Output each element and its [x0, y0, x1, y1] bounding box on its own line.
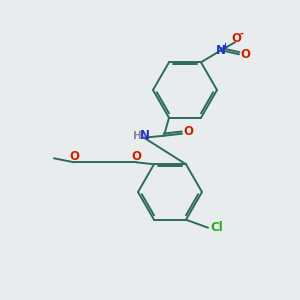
Text: O: O	[240, 48, 250, 61]
Text: O: O	[131, 150, 141, 163]
Text: O: O	[231, 32, 241, 45]
Text: N: N	[140, 129, 150, 142]
Text: O: O	[183, 125, 193, 138]
Text: Cl: Cl	[211, 221, 224, 234]
Text: -: -	[240, 28, 244, 38]
Text: +: +	[221, 42, 229, 51]
Text: N: N	[216, 44, 226, 57]
Text: O: O	[69, 150, 79, 163]
Text: H: H	[133, 131, 141, 141]
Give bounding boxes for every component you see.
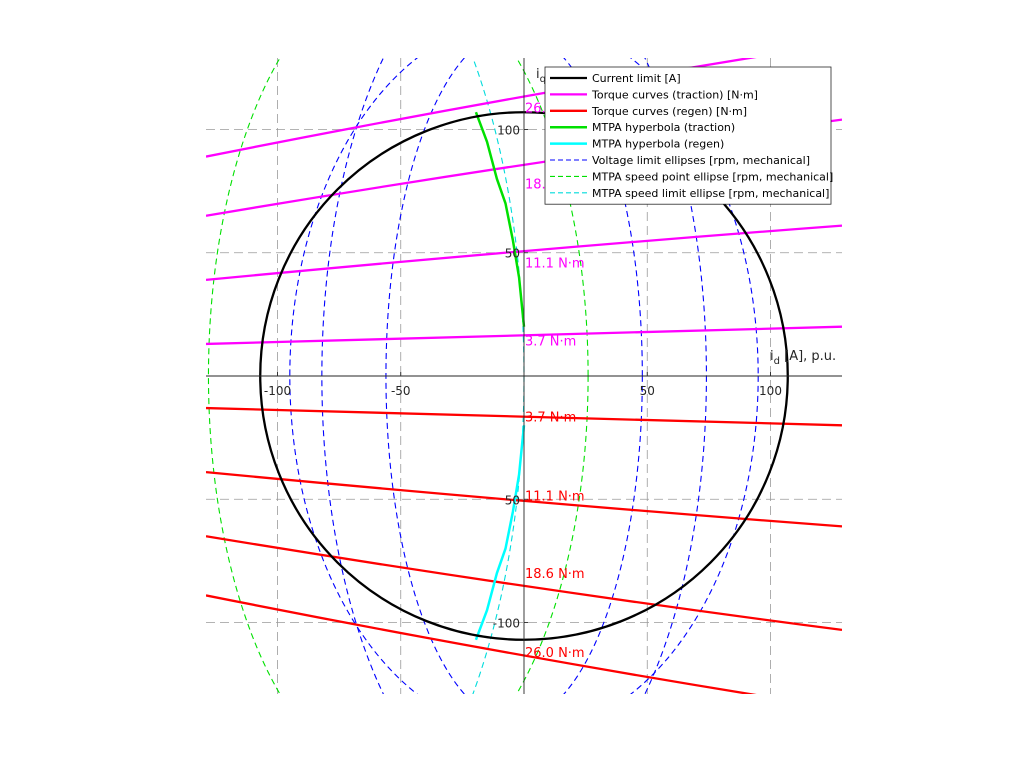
legend-entry: Current limit [A] bbox=[592, 72, 681, 85]
legend-entry: MTPA speed point ellipse [rpm, mechanica… bbox=[592, 170, 833, 183]
y-tick-label: 100 bbox=[497, 123, 520, 137]
mtpa-hyperbola-traction bbox=[474, 111, 526, 327]
legend-entry: MTPA hyperbola (traction) bbox=[592, 121, 735, 134]
legend-entry: MTPA hyperbola (regen) bbox=[592, 138, 724, 151]
torque-label-regen: 18.6 N·m bbox=[525, 567, 585, 582]
y-tick-label: 50 bbox=[505, 247, 520, 261]
x-tick-label: -100 bbox=[264, 384, 291, 398]
legend-box bbox=[544, 66, 832, 205]
x-axis-label: id [A], p.u. bbox=[770, 349, 836, 367]
torque-label-regen: 11.1 N·m bbox=[525, 490, 585, 505]
legend-entry: Torque curves (regen) [N·m] bbox=[591, 105, 747, 118]
mtpa-hyperbola-regen bbox=[474, 425, 526, 641]
legend-entry: Torque curves (traction) [N·m] bbox=[591, 88, 758, 101]
mtpa-speed-limit-ellipse bbox=[472, 58, 525, 694]
x-tick-label: 50 bbox=[640, 384, 655, 398]
legend-entry: Voltage limit ellipses [rpm, mechanical] bbox=[592, 154, 810, 167]
legend: Current limit [A] Torque curves (traction… bbox=[544, 66, 833, 205]
y-tick-label: 50 bbox=[505, 493, 520, 507]
torque-label-traction: 3.7 N·m bbox=[525, 334, 576, 349]
torque-label-regen: 26.0 N·m bbox=[525, 646, 585, 661]
y-tick-label: -100 bbox=[493, 617, 520, 631]
x-tick-label: 100 bbox=[759, 384, 782, 398]
axes bbox=[206, 58, 842, 694]
torque-label-regen: 3.7 N·m bbox=[525, 411, 576, 426]
torque-label-traction: 11.1 N·m bbox=[525, 257, 585, 272]
legend-entry: MTPA speed limit ellipse [rpm, mechanica… bbox=[592, 187, 829, 200]
x-tick-label: -50 bbox=[391, 384, 411, 398]
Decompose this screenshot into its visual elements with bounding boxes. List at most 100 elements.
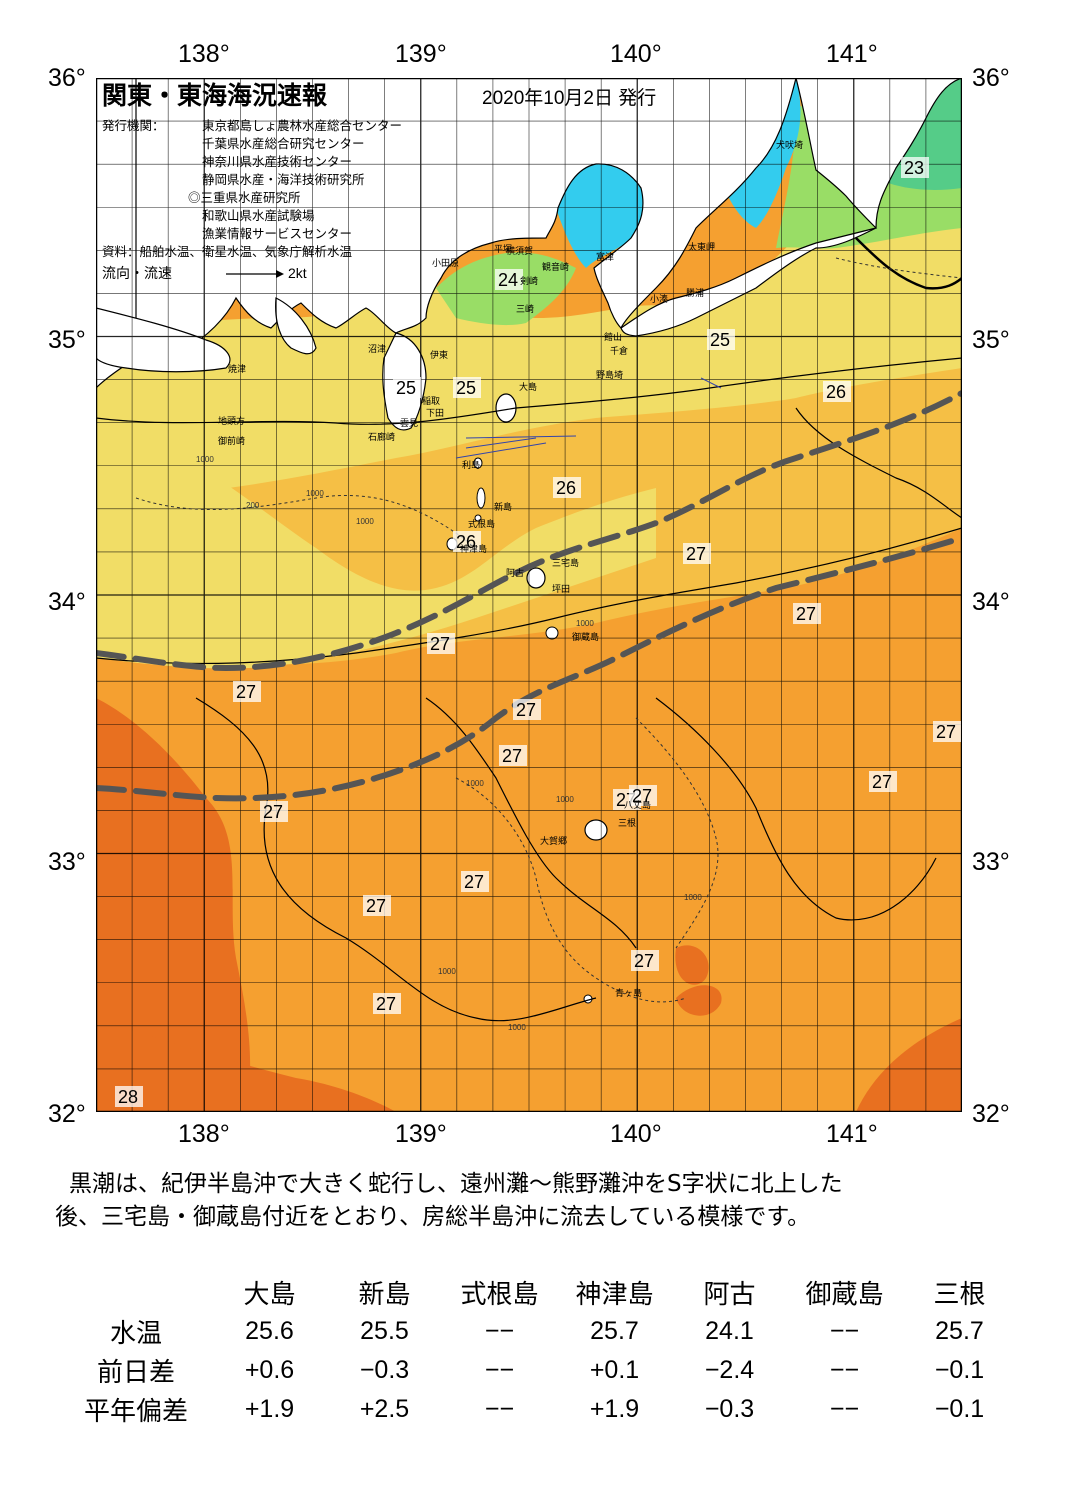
place-label: 館山 (604, 331, 622, 342)
temperature-label-bg (793, 603, 821, 624)
zone-28-small2 (676, 985, 722, 1016)
issuer-6: 漁業情報サービスセンター (202, 226, 352, 241)
depth-label: 1000 (196, 455, 214, 464)
legend-arrowhead (276, 270, 284, 278)
temperature-label: 27 (464, 872, 484, 892)
island-shikinejima (474, 514, 482, 522)
temperature-label-bg (461, 871, 489, 892)
zone-28-west (96, 698, 251, 1112)
island-miyakejima (526, 567, 546, 589)
temperature-label-bg (823, 381, 851, 402)
temperature-label-bg (631, 950, 659, 971)
island-mikurajima (545, 626, 559, 640)
place-label: 神津島 (460, 543, 487, 554)
temperature-label-bg (499, 745, 527, 766)
lat-label-36-left: 36° (48, 64, 86, 92)
zone-28-south (96, 1018, 396, 1112)
depth-contours (135, 257, 962, 1003)
table-row: 前日差 +0.6 −0.3 −− +0.1 −2.4 −− −0.1 (60, 1351, 1017, 1390)
place-label: 石廊崎 (368, 431, 395, 442)
table-cell: 24.1 (705, 1317, 754, 1345)
temperature-label: 24 (498, 270, 518, 290)
place-label: 青ヶ島 (615, 987, 642, 998)
place-label: 太東岬 (688, 241, 715, 252)
issuer-0: 東京都島しょ農林水産総合センター (202, 118, 402, 133)
table-cell: −− (829, 1356, 860, 1384)
lon-label-138-top: 138° (178, 40, 230, 68)
table-cell: −− (484, 1356, 515, 1384)
temperature-label: 27 (502, 746, 522, 766)
place-label: 焼津 (228, 364, 246, 374)
place-label: 三崎 (516, 303, 534, 314)
depth-label: 1000 (684, 893, 702, 902)
table-cell: +1.9 (244, 1395, 295, 1423)
temperature-label-bg (233, 681, 261, 702)
temperature-label: 27 (516, 700, 536, 720)
temperature-label: 27 (796, 604, 816, 624)
temperature-label: 27 (263, 802, 283, 822)
temperature-label: 27 (376, 994, 396, 1014)
description: 黒潮は、紀伊半島沖で大きく蛇行し、遠州灘～熊野灘沖をS字状に北上した 後、三宅島… (55, 1168, 1015, 1234)
place-label: 小湊 (650, 293, 668, 304)
depth-label: 1000 (508, 1023, 526, 1032)
lon-label-139-top: 139° (395, 40, 447, 68)
depth-label: 200 (246, 501, 260, 510)
map-frame (96, 78, 962, 1112)
issuer-4: ◎三重県水産研究所 (188, 190, 301, 205)
place-label: 剣崎 (520, 275, 538, 286)
table-cell: +1.9 (589, 1395, 640, 1423)
table-cell: −0.1 (934, 1395, 985, 1423)
table-cell: 25.7 (590, 1317, 639, 1345)
temperature-label-bg (373, 993, 401, 1014)
place-label: 横須賀 (506, 245, 533, 256)
kuroshio-axis (96, 390, 962, 802)
lat-label-36-right: 36° (972, 64, 1010, 92)
temperature-label-bg (629, 785, 657, 806)
table-header-blank (60, 1272, 212, 1312)
place-label: 勝浦 (686, 287, 704, 298)
row-label: 水温 (109, 1318, 162, 1348)
lon-label-141-bottom: 141° (826, 1120, 878, 1148)
table-cell: −2.4 (704, 1356, 755, 1384)
temperature-label-bg (553, 477, 581, 498)
table-cell: −− (484, 1395, 515, 1423)
lon-label-140-top: 140° (610, 40, 662, 68)
temperature-label-bg (453, 531, 481, 552)
table-cell: −0.3 (704, 1395, 755, 1423)
place-label: 式根島 (468, 518, 495, 529)
place-label: 三根 (618, 817, 636, 828)
depth-label: 1000 (438, 967, 456, 976)
place-label: 千倉 (610, 345, 628, 356)
table-header-row: 大島 新島 式根島 神津島 阿古 御蔵島 三根 (60, 1272, 1017, 1312)
place-label: 坪田 (552, 584, 570, 594)
lat-label-33-right: 33° (972, 848, 1010, 876)
temperature-label: 27 (366, 896, 386, 916)
lat-label-35-left: 35° (48, 326, 86, 354)
island-niijima (476, 487, 486, 509)
island-hachijojima (584, 819, 608, 841)
temperature-label: 26 (456, 532, 476, 552)
depth-label: 1000 (466, 779, 484, 788)
temperature-label-bg (495, 269, 523, 290)
lat-label-35-right: 35° (972, 326, 1010, 354)
lon-label-141-top: 141° (826, 40, 878, 68)
place-label: 新島 (494, 501, 512, 512)
place-label: 野島埼 (596, 369, 623, 380)
zone-25-lower (96, 418, 656, 669)
lat-label-32-right: 32° (972, 1100, 1010, 1128)
sources: 資料：船舶水温、衛星水温、気象庁解析水温 (102, 244, 353, 259)
depth-label: 1000 (356, 517, 374, 526)
issuer-5: 和歌山県水産試験場 (202, 208, 315, 223)
map-title: 関東・東海海況速報 (102, 81, 328, 110)
temperature-label: 27 (686, 544, 706, 564)
place-label: 沼津 (368, 344, 386, 354)
row-label: 前日差 (96, 1357, 175, 1387)
temperature-label: 27 (634, 951, 654, 971)
place-label: 大島 (519, 381, 537, 392)
place-label: 平塚 (494, 244, 512, 254)
land-izu-west (275, 297, 317, 355)
place-label: 下田 (426, 408, 444, 418)
table-header: 大島 (243, 1278, 296, 1309)
lon-label-138-bottom: 138° (178, 1120, 230, 1148)
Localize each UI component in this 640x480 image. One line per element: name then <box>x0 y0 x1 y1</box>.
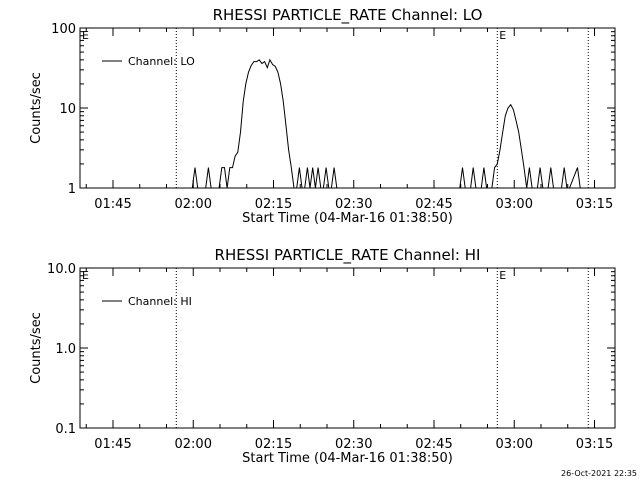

+-------+

■ REQUIRED TASK: Recast the lines of the listing above as a numbered list, from the line holding "48, 250, 61]" through the line holding "Give bounding boxes", both included, leaving out any blank lines.

■ RESPONSE:
1. Text: O: O	[240, 48, 250, 61]
2. Text: O: O	[131, 150, 141, 163]
3. Text: O: O	[231, 32, 241, 45]
4. Text: N: N	[140, 129, 150, 142]
5. Text: O: O	[183, 125, 193, 138]
6. Text: Cl: Cl	[211, 221, 224, 234]
7. Text: -: -	[240, 28, 244, 38]
8. Text: +: +	[221, 42, 229, 51]
9. Text: N: N	[216, 44, 226, 57]
10. Text: O: O	[69, 150, 79, 163]
11. Text: H: H	[133, 131, 141, 141]
12. Give bounding boxes for every component you see.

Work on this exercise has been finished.